## [EXERCISE TASK]
Below are some entries. Output each one exactly as it appears.

Collected data:
┄┄┄┄┄┄┄┄┄┄┄┄┄┄┄┄┄┄┄┄

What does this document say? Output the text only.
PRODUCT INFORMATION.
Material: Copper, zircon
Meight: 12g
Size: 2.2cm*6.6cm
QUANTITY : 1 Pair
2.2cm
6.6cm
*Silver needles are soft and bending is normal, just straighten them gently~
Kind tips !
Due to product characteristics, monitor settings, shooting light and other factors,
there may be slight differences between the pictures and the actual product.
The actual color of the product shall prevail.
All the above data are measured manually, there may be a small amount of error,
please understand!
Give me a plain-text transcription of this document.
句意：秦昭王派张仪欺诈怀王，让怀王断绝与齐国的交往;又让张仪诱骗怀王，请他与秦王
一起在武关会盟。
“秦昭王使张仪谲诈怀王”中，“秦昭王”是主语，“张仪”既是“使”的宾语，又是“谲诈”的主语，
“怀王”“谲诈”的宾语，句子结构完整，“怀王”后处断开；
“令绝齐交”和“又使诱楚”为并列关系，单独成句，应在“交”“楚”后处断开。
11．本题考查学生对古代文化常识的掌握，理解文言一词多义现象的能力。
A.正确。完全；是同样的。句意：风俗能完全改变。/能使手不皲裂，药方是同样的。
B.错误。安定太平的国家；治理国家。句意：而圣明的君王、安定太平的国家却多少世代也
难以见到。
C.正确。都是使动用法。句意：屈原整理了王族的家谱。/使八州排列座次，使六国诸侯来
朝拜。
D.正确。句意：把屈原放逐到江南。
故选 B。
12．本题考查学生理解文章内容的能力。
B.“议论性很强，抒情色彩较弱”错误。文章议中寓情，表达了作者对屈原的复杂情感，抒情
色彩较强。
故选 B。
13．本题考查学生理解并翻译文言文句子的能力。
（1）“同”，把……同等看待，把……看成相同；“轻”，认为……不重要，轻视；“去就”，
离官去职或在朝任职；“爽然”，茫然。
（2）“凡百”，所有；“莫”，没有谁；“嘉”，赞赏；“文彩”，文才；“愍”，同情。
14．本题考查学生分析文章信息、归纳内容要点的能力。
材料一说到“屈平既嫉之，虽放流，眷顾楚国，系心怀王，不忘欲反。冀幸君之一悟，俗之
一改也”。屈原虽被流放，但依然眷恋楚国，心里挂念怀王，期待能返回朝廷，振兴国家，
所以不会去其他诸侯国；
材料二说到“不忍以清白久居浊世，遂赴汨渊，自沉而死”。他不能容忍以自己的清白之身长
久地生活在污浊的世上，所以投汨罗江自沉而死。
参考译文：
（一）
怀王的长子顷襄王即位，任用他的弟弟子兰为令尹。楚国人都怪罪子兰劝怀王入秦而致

┄┄┄┄┄┄┄┄┄┄┄┄┄┄┄┄┄┄┄┄

## [SOLUTION]
What does this document say? Output the text only.
PRODUCT INFORMATION.
Material: Copper, zircon
Meight: 12g
Size: 2.2cm*6.6cm
QUANTITY : 1 Pair
2.2cm
6.6cm
*Silver needles are soft and bending is normal, just straighten them gently~
Kind tips !
Due to product characteristics, monitor settings, shooting light and other factors,
there may be slight differences between the pictures and the actual product.
The actual color of the product shall prevail.
All the above data are measured manually, there may be a small amount of error,
please understand!
Give me a plain-text transcription of this document.
句意：秦昭王派张仪欺诈怀王，让怀王断绝与齐国的交往;又让张仪诱骗怀王，请他与秦王
一起在武关会盟。
“秦昭王使张仪谲诈怀王”中，“秦昭王”是主语，“张仪”既是“使”的宾语，又是“谲诈”的主语，
“怀王”“谲诈”的宾语，句子结构完整，“怀王”后处断开；
“令绝齐交”和“又使诱楚”为并列关系，单独成句，应在“交”“楚”后处断开。
11．本题考查学生对古代文化常识的掌握，理解文言一词多义现象的能力。
A.正确。完全；是同样的。句意：风俗能完全改变。/能使手不皲裂，药方是同样的。
B.错误。安定太平的国家；治理国家。句意：而圣明的君王、安定太平的国家却多少世代也
难以见到。
C.正确。都是使动用法。句意：屈原整理了王族的家谱。/使八州排列座次，使六国诸侯来
朝拜。
D.正确。句意：把屈原放逐到江南。
故选 B。
12．本题考查学生理解文章内容的能力。
B.“议论性很强，抒情色彩较弱”错误。文章议中寓情，表达了作者对屈原的复杂情感，抒情
色彩较强。
故选 B。
13．本题考查学生理解并翻译文言文句子的能力。
（1）“同”，把……同等看待，把……看成相同；“轻”，认为……不重要，轻视；“去就”，
离官去职或在朝任职；“爽然”，茫然。
（2）“凡百”，所有；“莫”，没有谁；“嘉”，赞赏；“文彩”，文才；“愍”，同情。
14．本题考查学生分析文章信息、归纳内容要点的能力。
材料一说到“屈平既嫉之，虽放流，眷顾楚国，系心怀王，不忘欲反。冀幸君之一悟，俗之
一改也”。屈原虽被流放，但依然眷恋楚国，心里挂念怀王，期待能返回朝廷，振兴国家，
所以不会去其他诸侯国；
材料二说到“不忍以清白久居浊世，遂赴汨渊，自沉而死”。他不能容忍以自己的清白之身长
久地生活在污浊的世上，所以投汨罗江自沉而死。
参考译文：
（一）
怀王的长子顷襄王即位，任用他的弟弟子兰为令尹。楚国人都怪罪子兰劝怀王入秦而致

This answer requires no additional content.